Collected data entries:
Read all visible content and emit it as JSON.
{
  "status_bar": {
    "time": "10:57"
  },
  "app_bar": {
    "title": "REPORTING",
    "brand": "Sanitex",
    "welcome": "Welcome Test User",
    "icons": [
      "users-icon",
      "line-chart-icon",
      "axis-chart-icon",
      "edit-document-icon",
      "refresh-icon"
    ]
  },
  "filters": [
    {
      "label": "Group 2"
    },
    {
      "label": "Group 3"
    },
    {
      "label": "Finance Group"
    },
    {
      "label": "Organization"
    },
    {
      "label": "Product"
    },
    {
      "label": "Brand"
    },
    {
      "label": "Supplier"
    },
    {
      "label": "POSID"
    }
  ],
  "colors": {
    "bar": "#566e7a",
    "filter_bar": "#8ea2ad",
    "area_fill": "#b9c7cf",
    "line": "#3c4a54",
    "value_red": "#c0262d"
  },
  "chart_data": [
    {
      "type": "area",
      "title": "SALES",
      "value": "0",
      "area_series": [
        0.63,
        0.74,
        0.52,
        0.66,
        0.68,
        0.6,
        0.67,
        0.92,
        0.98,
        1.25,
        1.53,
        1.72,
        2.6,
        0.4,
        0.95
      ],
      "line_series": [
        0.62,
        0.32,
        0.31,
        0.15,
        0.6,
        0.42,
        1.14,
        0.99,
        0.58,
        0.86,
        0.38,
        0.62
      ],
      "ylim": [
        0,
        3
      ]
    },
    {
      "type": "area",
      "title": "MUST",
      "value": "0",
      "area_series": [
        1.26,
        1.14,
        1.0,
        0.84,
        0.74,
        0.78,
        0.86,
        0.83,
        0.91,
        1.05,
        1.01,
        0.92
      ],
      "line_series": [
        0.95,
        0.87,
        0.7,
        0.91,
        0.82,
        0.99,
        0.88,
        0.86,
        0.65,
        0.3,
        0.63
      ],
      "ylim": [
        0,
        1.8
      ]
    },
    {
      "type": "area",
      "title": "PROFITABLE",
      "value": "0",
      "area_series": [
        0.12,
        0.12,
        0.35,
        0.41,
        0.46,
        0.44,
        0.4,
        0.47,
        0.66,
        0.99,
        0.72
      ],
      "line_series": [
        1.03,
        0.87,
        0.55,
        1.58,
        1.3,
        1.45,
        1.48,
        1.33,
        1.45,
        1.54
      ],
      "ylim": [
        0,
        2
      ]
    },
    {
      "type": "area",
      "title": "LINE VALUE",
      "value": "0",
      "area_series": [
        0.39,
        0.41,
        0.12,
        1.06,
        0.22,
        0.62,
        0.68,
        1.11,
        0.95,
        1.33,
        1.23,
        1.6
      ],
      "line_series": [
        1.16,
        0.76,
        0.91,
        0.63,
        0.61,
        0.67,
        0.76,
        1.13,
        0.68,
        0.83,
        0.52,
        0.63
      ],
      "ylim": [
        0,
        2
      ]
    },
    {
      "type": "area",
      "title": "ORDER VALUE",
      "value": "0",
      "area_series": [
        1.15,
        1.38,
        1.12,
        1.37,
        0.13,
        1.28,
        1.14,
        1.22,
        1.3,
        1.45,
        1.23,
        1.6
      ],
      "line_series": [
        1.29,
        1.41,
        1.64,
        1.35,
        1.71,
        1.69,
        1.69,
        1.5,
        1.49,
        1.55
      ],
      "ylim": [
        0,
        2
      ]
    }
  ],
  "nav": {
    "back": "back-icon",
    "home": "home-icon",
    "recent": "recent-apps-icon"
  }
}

* **Exercise instructions**: Copy out the whole listing exactly as written.

* **Problem solution**:
Read all visible content and emit it as JSON.
{
  "status_bar": {
    "time": "10:57"
  },
  "app_bar": {
    "title": "REPORTING",
    "brand": "Sanitex",
    "welcome": "Welcome Test User",
    "icons": [
      "users-icon",
      "line-chart-icon",
      "axis-chart-icon",
      "edit-document-icon",
      "refresh-icon"
    ]
  },
  "filters": [
    {
      "label": "Group 2"
    },
    {
      "label": "Group 3"
    },
    {
      "label": "Finance Group"
    },
    {
      "label": "Organization"
    },
    {
      "label": "Product"
    },
    {
      "label": "Brand"
    },
    {
      "label": "Supplier"
    },
    {
      "label": "POSID"
    }
  ],
  "colors": {
    "bar": "#566e7a",
    "filter_bar": "#8ea2ad",
    "area_fill": "#b9c7cf",
    "line": "#3c4a54",
    "value_red": "#c0262d"
  },
  "chart_data": [
    {
      "type": "area",
      "title": "SALES",
      "value": "0",
      "area_series": [
        0.63,
        0.74,
        0.52,
        0.66,
        0.68,
        0.6,
        0.67,
        0.92,
        0.98,
        1.25,
        1.53,
        1.72,
        2.6,
        0.4,
        0.95
      ],
      "line_series": [
        0.62,
        0.32,
        0.31,
        0.15,
        0.6,
        0.42,
        1.14,
        0.99,
        0.58,
        0.86,
        0.38,
        0.62
      ],
      "ylim": [
        0,
        3
      ]
    },
    {
      "type": "area",
      "title": "MUST",
      "value": "0",
      "area_series": [
        1.26,
        1.14,
        1.0,
        0.84,
        0.74,
        0.78,
        0.86,
        0.83,
        0.91,
        1.05,
        1.01,
        0.92
      ],
      "line_series": [
        0.95,
        0.87,
        0.7,
        0.91,
        0.82,
        0.99,
        0.88,
        0.86,
        0.65,
        0.3,
        0.63
      ],
      "ylim": [
        0,
        1.8
      ]
    },
    {
      "type": "area",
      "title": "PROFITABLE",
      "value": "0",
      "area_series": [
        0.12,
        0.12,
        0.35,
        0.41,
        0.46,
        0.44,
        0.4,
        0.47,
        0.66,
        0.99,
        0.72
      ],
      "line_series": [
        1.03,
        0.87,
        0.55,
        1.58,
        1.3,
        1.45,
        1.48,
        1.33,
        1.45,
        1.54
      ],
      "ylim": [
        0,
        2
      ]
    },
    {
      "type": "area",
      "title": "LINE VALUE",
      "value": "0",
      "area_series": [
        0.39,
        0.41,
        0.12,
        1.06,
        0.22,
        0.62,
        0.68,
        1.11,
        0.95,
        1.33,
        1.23,
        1.6
      ],
      "line_series": [
        1.16,
        0.76,
        0.91,
        0.63,
        0.61,
        0.67,
        0.76,
        1.13,
        0.68,
        0.83,
        0.52,
        0.63
      ],
      "ylim": [
        0,
        2
      ]
    },
    {
      "type": "area",
      "title": "ORDER VALUE",
      "value": "0",
      "area_series": [
        1.15,
        1.38,
        1.12,
        1.37,
        0.13,
        1.28,
        1.14,
        1.22,
        1.3,
        1.45,
        1.23,
        1.6
      ],
      "line_series": [
        1.29,
        1.41,
        1.64,
        1.35,
        1.71,
        1.69,
        1.69,
        1.5,
        1.49,
        1.55
      ],
      "ylim": [
        0,
        2
      ]
    }
  ],
  "nav": {
    "back": "back-icon",
    "home": "home-icon",
    "recent": "recent-apps-icon"
  }
}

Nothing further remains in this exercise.